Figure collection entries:
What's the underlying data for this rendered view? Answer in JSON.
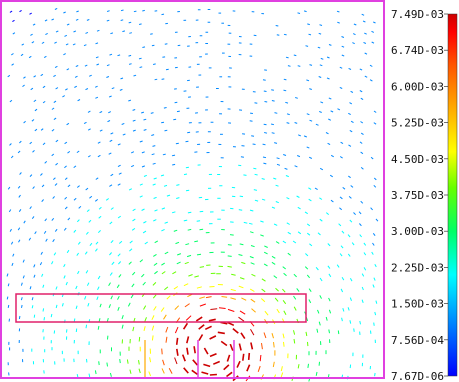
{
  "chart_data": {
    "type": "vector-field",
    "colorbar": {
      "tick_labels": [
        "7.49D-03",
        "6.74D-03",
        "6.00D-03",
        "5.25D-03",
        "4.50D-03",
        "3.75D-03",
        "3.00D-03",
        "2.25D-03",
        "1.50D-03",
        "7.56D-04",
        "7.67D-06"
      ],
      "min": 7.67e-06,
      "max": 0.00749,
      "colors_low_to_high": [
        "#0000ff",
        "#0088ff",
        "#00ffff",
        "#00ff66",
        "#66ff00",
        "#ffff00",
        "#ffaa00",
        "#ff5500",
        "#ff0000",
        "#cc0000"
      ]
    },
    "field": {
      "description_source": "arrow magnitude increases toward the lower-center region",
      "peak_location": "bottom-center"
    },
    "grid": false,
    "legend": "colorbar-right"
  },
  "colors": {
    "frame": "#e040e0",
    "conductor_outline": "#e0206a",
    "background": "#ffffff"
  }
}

Exercise description :: Repeat the material above in full and unchanged, minus its images.

Final result ::
What's the underlying data for this rendered view? Answer in JSON.
{
  "chart_data": {
    "type": "vector-field",
    "colorbar": {
      "tick_labels": [
        "7.49D-03",
        "6.74D-03",
        "6.00D-03",
        "5.25D-03",
        "4.50D-03",
        "3.75D-03",
        "3.00D-03",
        "2.25D-03",
        "1.50D-03",
        "7.56D-04",
        "7.67D-06"
      ],
      "min": 7.67e-06,
      "max": 0.00749,
      "colors_low_to_high": [
        "#0000ff",
        "#0088ff",
        "#00ffff",
        "#00ff66",
        "#66ff00",
        "#ffff00",
        "#ffaa00",
        "#ff5500",
        "#ff0000",
        "#cc0000"
      ]
    },
    "field": {
      "description_source": "arrow magnitude increases toward the lower-center region",
      "peak_location": "bottom-center"
    },
    "grid": false,
    "legend": "colorbar-right"
  },
  "colors": {
    "frame": "#e040e0",
    "conductor_outline": "#e0206a",
    "background": "#ffffff"
  }
}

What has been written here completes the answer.